Written exercise: Pictures stay out; everything else in the records below is copied exactly.

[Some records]
====================
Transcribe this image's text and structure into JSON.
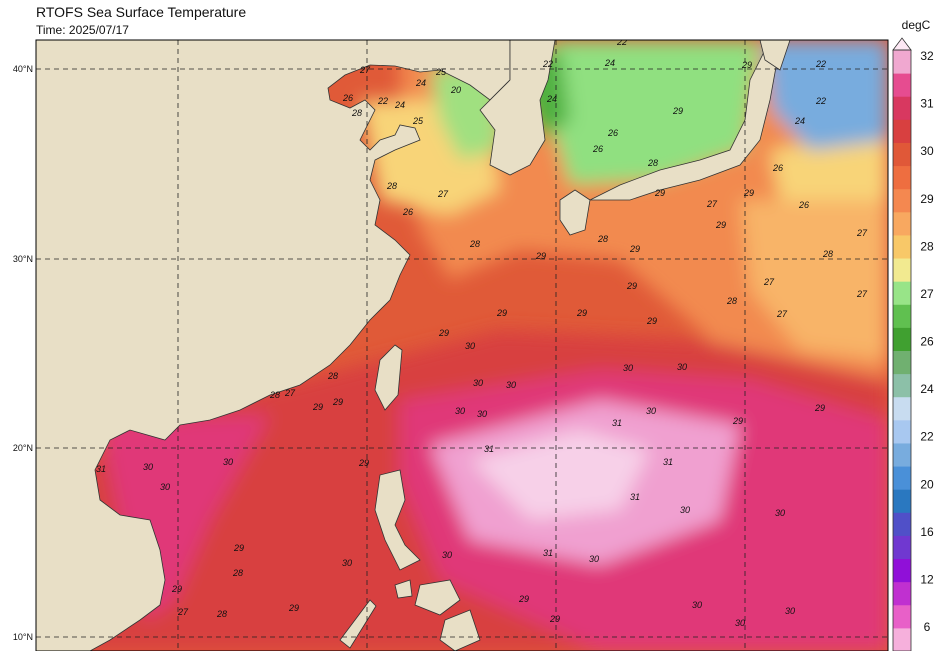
{
  "header": {
    "title": "RTOFS Sea Surface Temperature",
    "time": "Time: 2025/07/17"
  },
  "map": {
    "lat_labels": [
      "40°N",
      "30°N",
      "20°N",
      "10°N"
    ],
    "contour_labels": [
      27,
      26,
      28,
      25,
      24,
      20,
      22,
      24,
      25,
      22,
      24,
      22,
      24,
      29,
      26,
      26,
      28,
      29,
      27,
      29,
      29,
      22,
      24,
      26,
      26,
      29,
      22,
      27,
      28,
      26,
      28,
      29,
      28,
      29,
      29,
      29,
      28,
      27,
      27,
      27,
      28,
      27,
      29,
      29,
      29,
      30,
      30,
      30,
      30,
      30,
      29,
      29,
      30,
      31,
      30,
      30,
      28,
      29,
      29,
      27,
      28,
      29,
      31,
      31,
      30,
      30,
      31,
      30,
      31,
      30,
      30,
      29,
      28,
      30,
      31,
      30,
      30,
      29,
      27,
      28,
      29,
      29,
      30,
      30,
      29,
      30
    ]
  },
  "colorbar": {
    "unit": "degC",
    "ticks": [
      6,
      12,
      16,
      20,
      22,
      24,
      26,
      27,
      28,
      29,
      30,
      31,
      32
    ],
    "colors": [
      "#f6b0dc",
      "#e860c8",
      "#c030d0",
      "#9010d8",
      "#7038d0",
      "#5050c8",
      "#2a78c0",
      "#4a90d8",
      "#78acde",
      "#a8c8f0",
      "#c8dcf0",
      "#8cc0a8",
      "#70b070",
      "#40a030",
      "#60c050",
      "#98e488",
      "#f2ea90",
      "#f8c868",
      "#f8a860",
      "#f48850",
      "#ee6e40",
      "#e05838",
      "#d84040",
      "#d83860",
      "#e64c90",
      "#f0a8d0",
      "#fde8f4"
    ]
  }
}
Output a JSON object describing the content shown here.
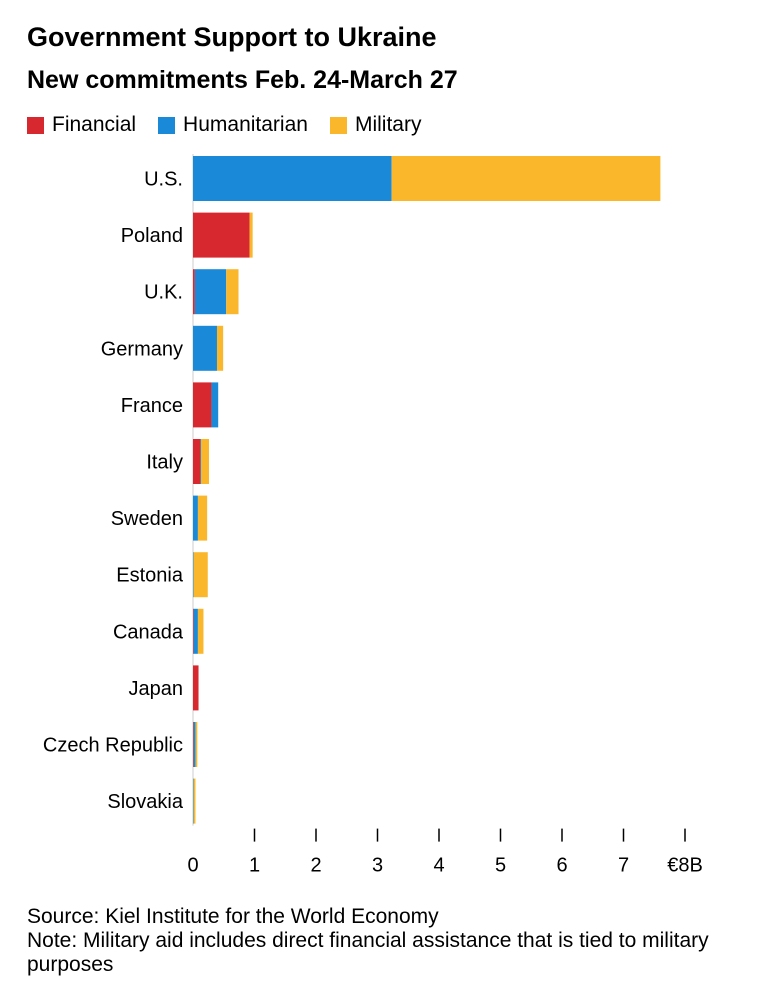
{
  "header": {
    "title": "Government Support to Ukraine",
    "subtitle": "New commitments Feb. 24-March 27"
  },
  "legend": [
    {
      "label": "Financial",
      "color": "#d7282f"
    },
    {
      "label": "Humanitarian",
      "color": "#1a8ad8"
    },
    {
      "label": "Military",
      "color": "#fbb72c"
    }
  ],
  "footer": {
    "source": "Source: Kiel Institute for the World Economy",
    "note": "Note: Military aid includes direct financial assistance that is tied to military purposes"
  },
  "chart_data": {
    "type": "bar",
    "orientation": "horizontal",
    "stacked": true,
    "categories": [
      "U.S.",
      "Poland",
      "U.K.",
      "Germany",
      "France",
      "Italy",
      "Sweden",
      "Estonia",
      "Canada",
      "Japan",
      "Czech Republic",
      "Slovakia"
    ],
    "series": [
      {
        "name": "Financial",
        "color": "#d7282f",
        "values": [
          0,
          0.92,
          0.03,
          0,
          0.3,
          0.12,
          0,
          0,
          0.01,
          0.09,
          0.01,
          0
        ]
      },
      {
        "name": "Humanitarian",
        "color": "#1a8ad8",
        "values": [
          3.23,
          0,
          0.51,
          0.39,
          0.11,
          0.01,
          0.08,
          0.01,
          0.07,
          0,
          0.03,
          0.01
        ]
      },
      {
        "name": "Military",
        "color": "#fbb72c",
        "values": [
          4.37,
          0.05,
          0.2,
          0.1,
          0,
          0.13,
          0.15,
          0.23,
          0.09,
          0,
          0.03,
          0.03
        ]
      }
    ],
    "x_ticks": [
      "0",
      "1",
      "2",
      "3",
      "4",
      "5",
      "6",
      "7",
      "€8B"
    ],
    "xlim": [
      0,
      8
    ],
    "grid": false,
    "legend_position": "top-left"
  }
}
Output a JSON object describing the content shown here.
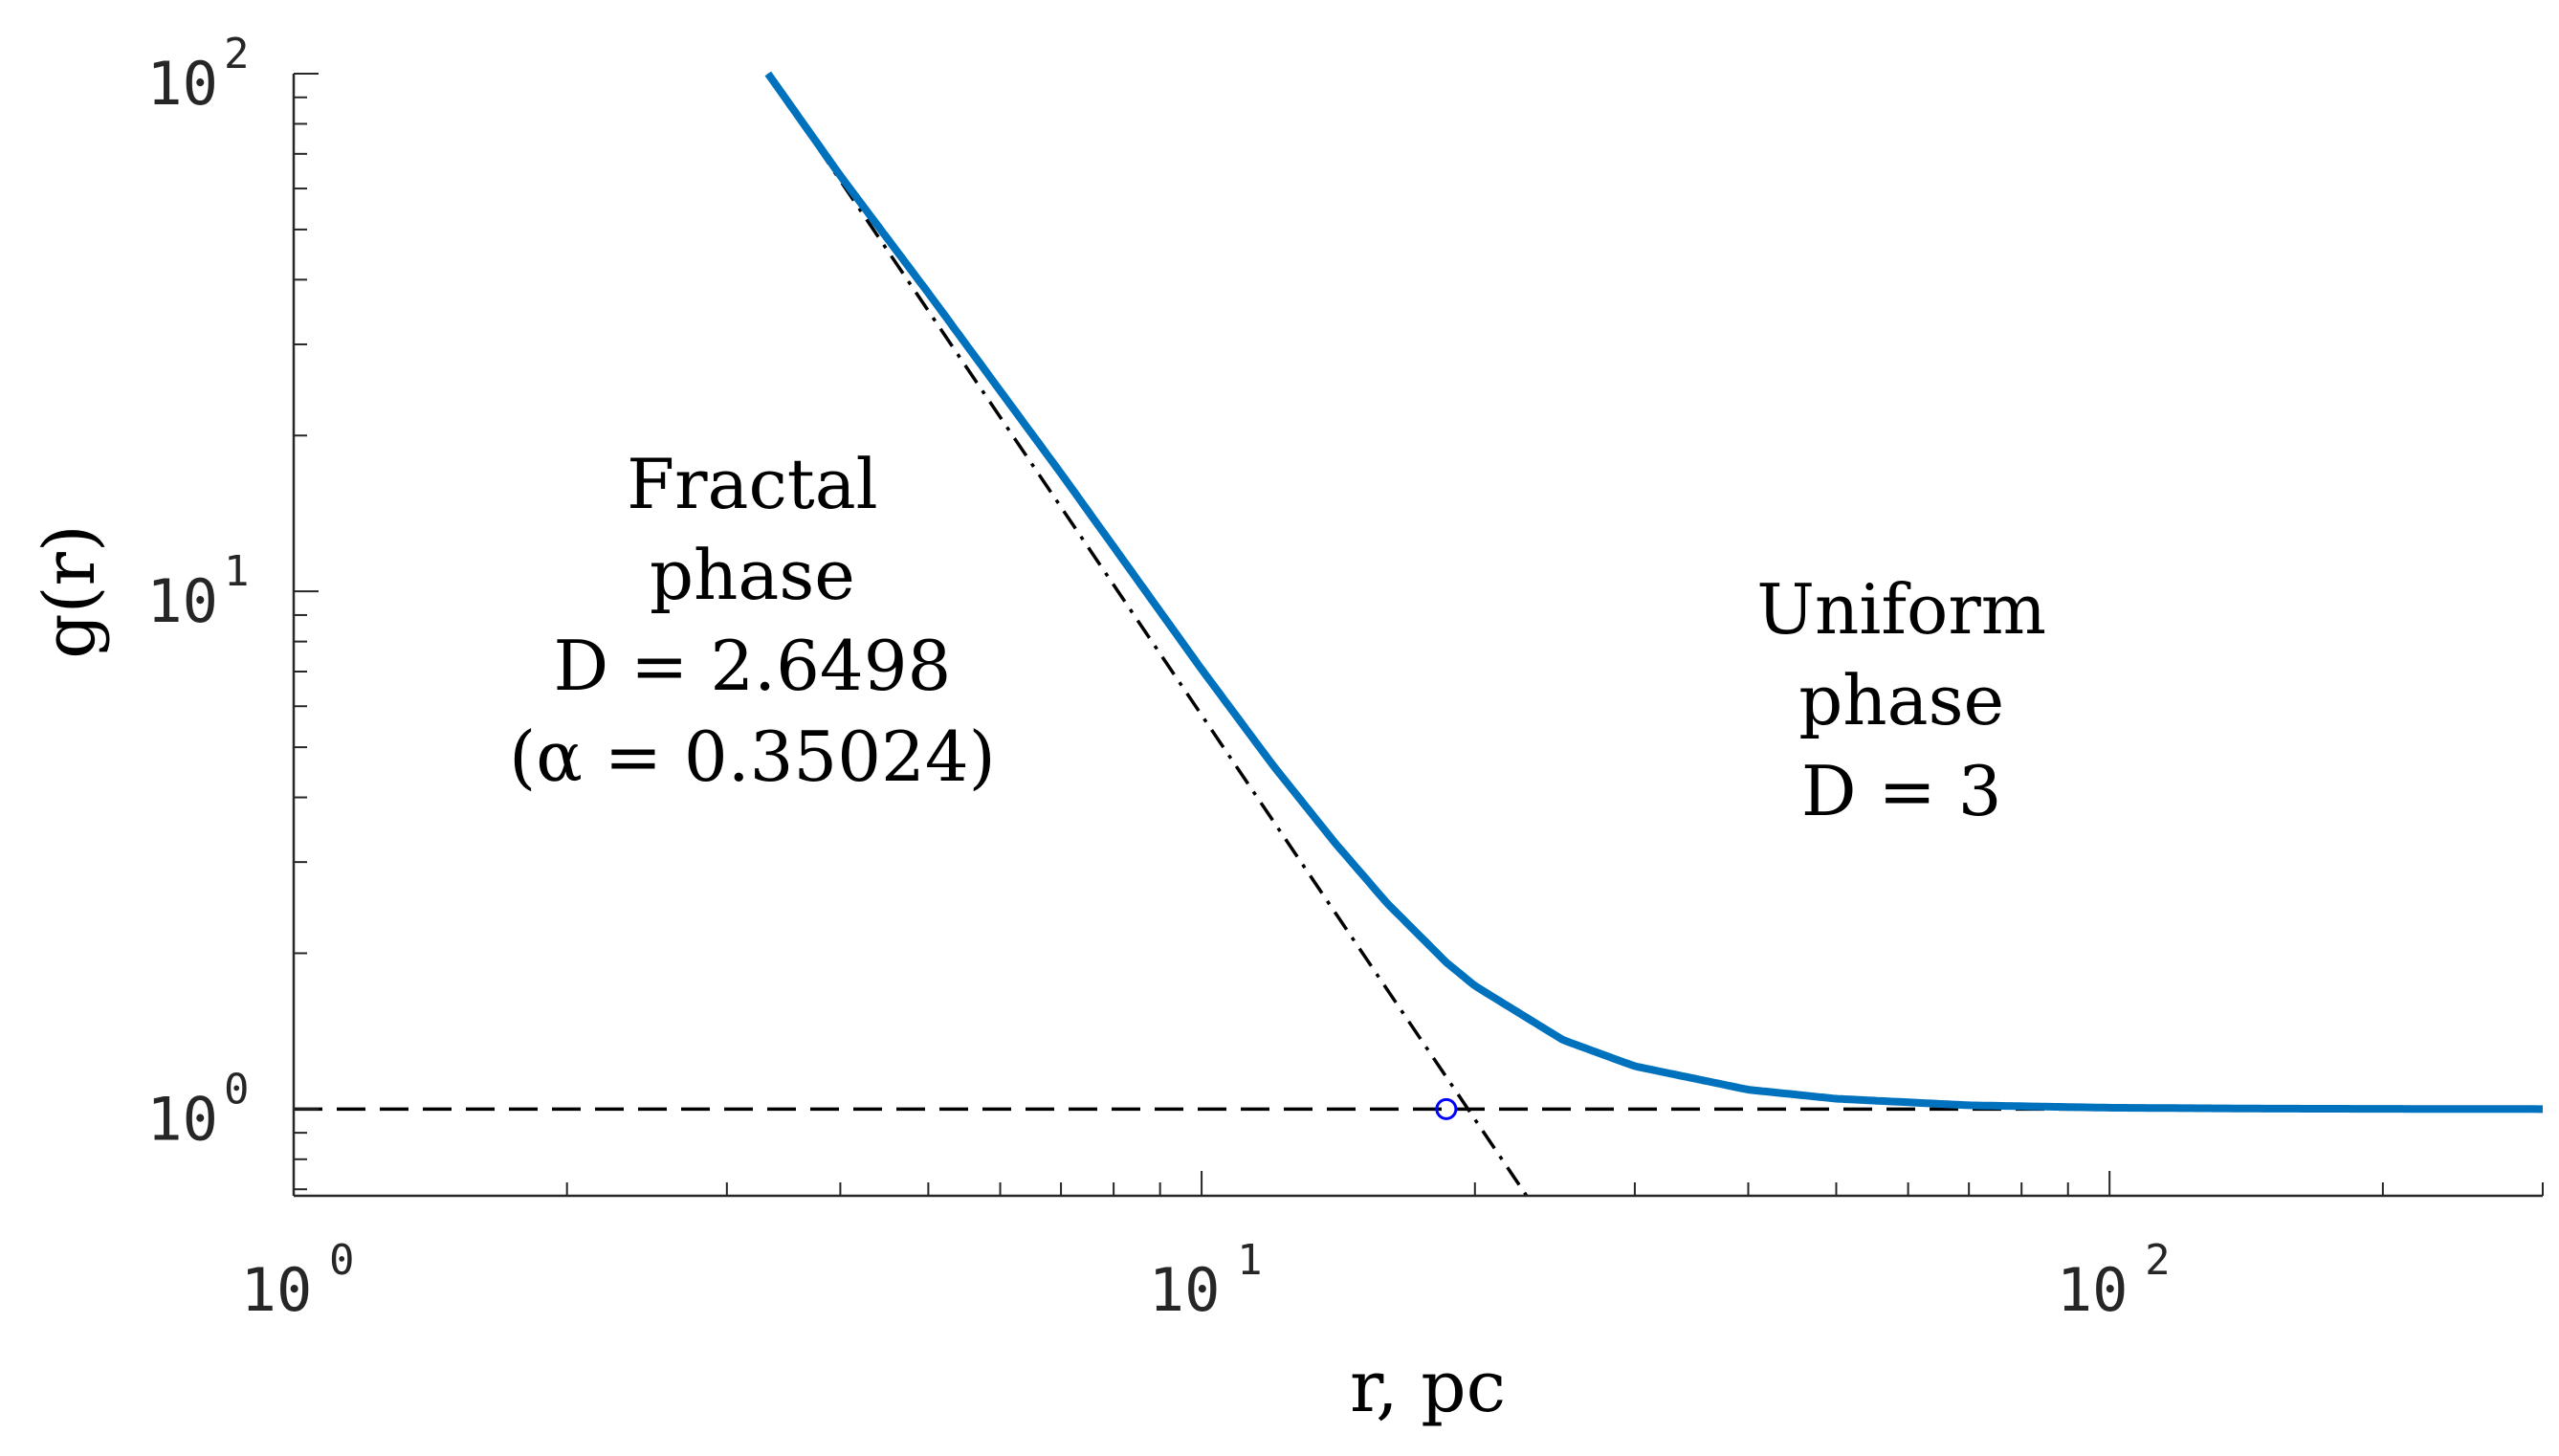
{
  "chart_data": {
    "type": "line",
    "x_scale": "log",
    "y_scale": "log",
    "xlim": [
      1,
      300
    ],
    "ylim": [
      0.68,
      100
    ],
    "xlabel": "r, pc",
    "ylabel": "g(r)",
    "x_ticks": [
      1,
      10,
      100
    ],
    "x_tick_labels": [
      "10",
      "10",
      "10"
    ],
    "x_tick_exponents": [
      "0",
      "1",
      "2"
    ],
    "y_ticks": [
      1,
      10,
      100
    ],
    "y_tick_labels": [
      "10",
      "10",
      "10"
    ],
    "y_tick_exponents": [
      "0",
      "1",
      "2"
    ],
    "grid": false,
    "series": [
      {
        "role": "main-curve",
        "color": "#0072BD",
        "style": "solid",
        "x": [
          3.33,
          4,
          5,
          6,
          7,
          8,
          10,
          12,
          14,
          16,
          18.6,
          20,
          25,
          30,
          40,
          50,
          70,
          100,
          150,
          200,
          300
        ],
        "y": [
          100,
          63.5,
          37.7,
          24.4,
          16.9,
          12.2,
          7.07,
          4.6,
          3.28,
          2.5,
          1.92,
          1.73,
          1.36,
          1.21,
          1.09,
          1.047,
          1.017,
          1.006,
          1.002,
          1.001,
          1.0
        ]
      },
      {
        "role": "fractal-power-law",
        "color": "#000000",
        "style": "dashdot",
        "x": [
          3.33,
          22.8
        ],
        "y": [
          100,
          0.68
        ]
      },
      {
        "role": "uniform-level",
        "color": "#000000",
        "style": "dashed",
        "x": [
          1,
          300
        ],
        "y": [
          1,
          1
        ]
      }
    ],
    "markers": [
      {
        "x": 18.6,
        "y": 1.0,
        "color": "#0000FF",
        "shape": "open-circle"
      }
    ],
    "annotations": [
      {
        "lines": [
          "Fractal",
          "phase",
          "D = 2.6498",
          "(α = 0.35024)"
        ],
        "x": 3.2,
        "y": 14.5
      },
      {
        "lines": [
          "Uniform",
          "phase",
          "D = 3"
        ],
        "x": 59,
        "y": 8.3
      }
    ]
  }
}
====================
Worked answer:
Transcribe this image's text and structure into JSON.
{
  "header": {
    "title": "RTOFS Sea Surface Temperature",
    "time": "Time: 2025/07/17"
  },
  "map": {
    "lat_labels": [
      "40°N",
      "30°N",
      "20°N",
      "10°N"
    ],
    "contour_labels": [
      27,
      26,
      28,
      25,
      24,
      20,
      22,
      24,
      25,
      22,
      24,
      22,
      24,
      29,
      26,
      26,
      28,
      29,
      27,
      29,
      29,
      22,
      24,
      26,
      26,
      29,
      22,
      27,
      28,
      26,
      28,
      29,
      28,
      29,
      29,
      29,
      28,
      27,
      27,
      27,
      28,
      27,
      29,
      29,
      29,
      30,
      30,
      30,
      30,
      30,
      29,
      29,
      30,
      31,
      30,
      30,
      28,
      29,
      29,
      27,
      28,
      29,
      31,
      31,
      30,
      30,
      31,
      30,
      31,
      30,
      30,
      29,
      28,
      30,
      31,
      30,
      30,
      29,
      27,
      28,
      29,
      29,
      30,
      30,
      29,
      30
    ]
  },
  "colorbar": {
    "unit": "degC",
    "ticks": [
      6,
      12,
      16,
      20,
      22,
      24,
      26,
      27,
      28,
      29,
      30,
      31,
      32
    ],
    "colors": [
      "#f6b0dc",
      "#e860c8",
      "#c030d0",
      "#9010d8",
      "#7038d0",
      "#5050c8",
      "#2a78c0",
      "#4a90d8",
      "#78acde",
      "#a8c8f0",
      "#c8dcf0",
      "#8cc0a8",
      "#70b070",
      "#40a030",
      "#60c050",
      "#98e488",
      "#f2ea90",
      "#f8c868",
      "#f8a860",
      "#f48850",
      "#ee6e40",
      "#e05838",
      "#d84040",
      "#d83860",
      "#e64c90",
      "#f0a8d0",
      "#fde8f4"
    ]
  }
}
Output a JSON object describing the content shown here.
{
  "header": {
    "title": "Government Support to Ukraine",
    "subtitle": "New commitments Feb. 24-March 27"
  },
  "legend": [
    {
      "label": "Financial",
      "color": "#d7282f"
    },
    {
      "label": "Humanitarian",
      "color": "#1a8ad8"
    },
    {
      "label": "Military",
      "color": "#fbb72c"
    }
  ],
  "footer": {
    "source": "Source: Kiel Institute for the World Economy",
    "note": "Note: Military aid includes direct financial assistance that is tied to military purposes"
  },
  "chart_data": {
    "type": "bar",
    "orientation": "horizontal",
    "stacked": true,
    "categories": [
      "U.S.",
      "Poland",
      "U.K.",
      "Germany",
      "France",
      "Italy",
      "Sweden",
      "Estonia",
      "Canada",
      "Japan",
      "Czech Republic",
      "Slovakia"
    ],
    "series": [
      {
        "name": "Financial",
        "color": "#d7282f",
        "values": [
          0,
          0.92,
          0.03,
          0,
          0.3,
          0.12,
          0,
          0,
          0.01,
          0.09,
          0.01,
          0
        ]
      },
      {
        "name": "Humanitarian",
        "color": "#1a8ad8",
        "values": [
          3.23,
          0,
          0.51,
          0.39,
          0.11,
          0.01,
          0.08,
          0.01,
          0.07,
          0,
          0.03,
          0.01
        ]
      },
      {
        "name": "Military",
        "color": "#fbb72c",
        "values": [
          4.37,
          0.05,
          0.2,
          0.1,
          0,
          0.13,
          0.15,
          0.23,
          0.09,
          0,
          0.03,
          0.03
        ]
      }
    ],
    "x_ticks": [
      "0",
      "1",
      "2",
      "3",
      "4",
      "5",
      "6",
      "7",
      "€8B"
    ],
    "xlim": [
      0,
      8
    ],
    "grid": false,
    "legend_position": "top-left"
  }
}
Output a JSON object describing the content shown here.
{
  "chart_data": {
    "type": "line",
    "x_scale": "log",
    "y_scale": "log",
    "xlim": [
      1,
      300
    ],
    "ylim": [
      0.68,
      100
    ],
    "xlabel": "r, pc",
    "ylabel": "g(r)",
    "x_ticks": [
      1,
      10,
      100
    ],
    "x_tick_labels": [
      "10",
      "10",
      "10"
    ],
    "x_tick_exponents": [
      "0",
      "1",
      "2"
    ],
    "y_ticks": [
      1,
      10,
      100
    ],
    "y_tick_labels": [
      "10",
      "10",
      "10"
    ],
    "y_tick_exponents": [
      "0",
      "1",
      "2"
    ],
    "grid": false,
    "series": [
      {
        "role": "main-curve",
        "color": "#0072BD",
        "style": "solid",
        "x": [
          3.33,
          4,
          5,
          6,
          7,
          8,
          10,
          12,
          14,
          16,
          18.6,
          20,
          25,
          30,
          40,
          50,
          70,
          100,
          150,
          200,
          300
        ],
        "y": [
          100,
          63.5,
          37.7,
          24.4,
          16.9,
          12.2,
          7.07,
          4.6,
          3.28,
          2.5,
          1.92,
          1.73,
          1.36,
          1.21,
          1.09,
          1.047,
          1.017,
          1.006,
          1.002,
          1.001,
          1.0
        ]
      },
      {
        "role": "fractal-power-law",
        "color": "#000000",
        "style": "dashdot",
        "x": [
          3.33,
          22.8
        ],
        "y": [
          100,
          0.68
        ]
      },
      {
        "role": "uniform-level",
        "color": "#000000",
        "style": "dashed",
        "x": [
          1,
          300
        ],
        "y": [
          1,
          1
        ]
      }
    ],
    "markers": [
      {
        "x": 18.6,
        "y": 1.0,
        "color": "#0000FF",
        "shape": "open-circle"
      }
    ],
    "annotations": [
      {
        "lines": [
          "Fractal",
          "phase",
          "D = 2.6498",
          "(α = 0.35024)"
        ],
        "x": 3.2,
        "y": 14.5
      },
      {
        "lines": [
          "Uniform",
          "phase",
          "D = 3"
        ],
        "x": 59,
        "y": 8.3
      }
    ]
  }
}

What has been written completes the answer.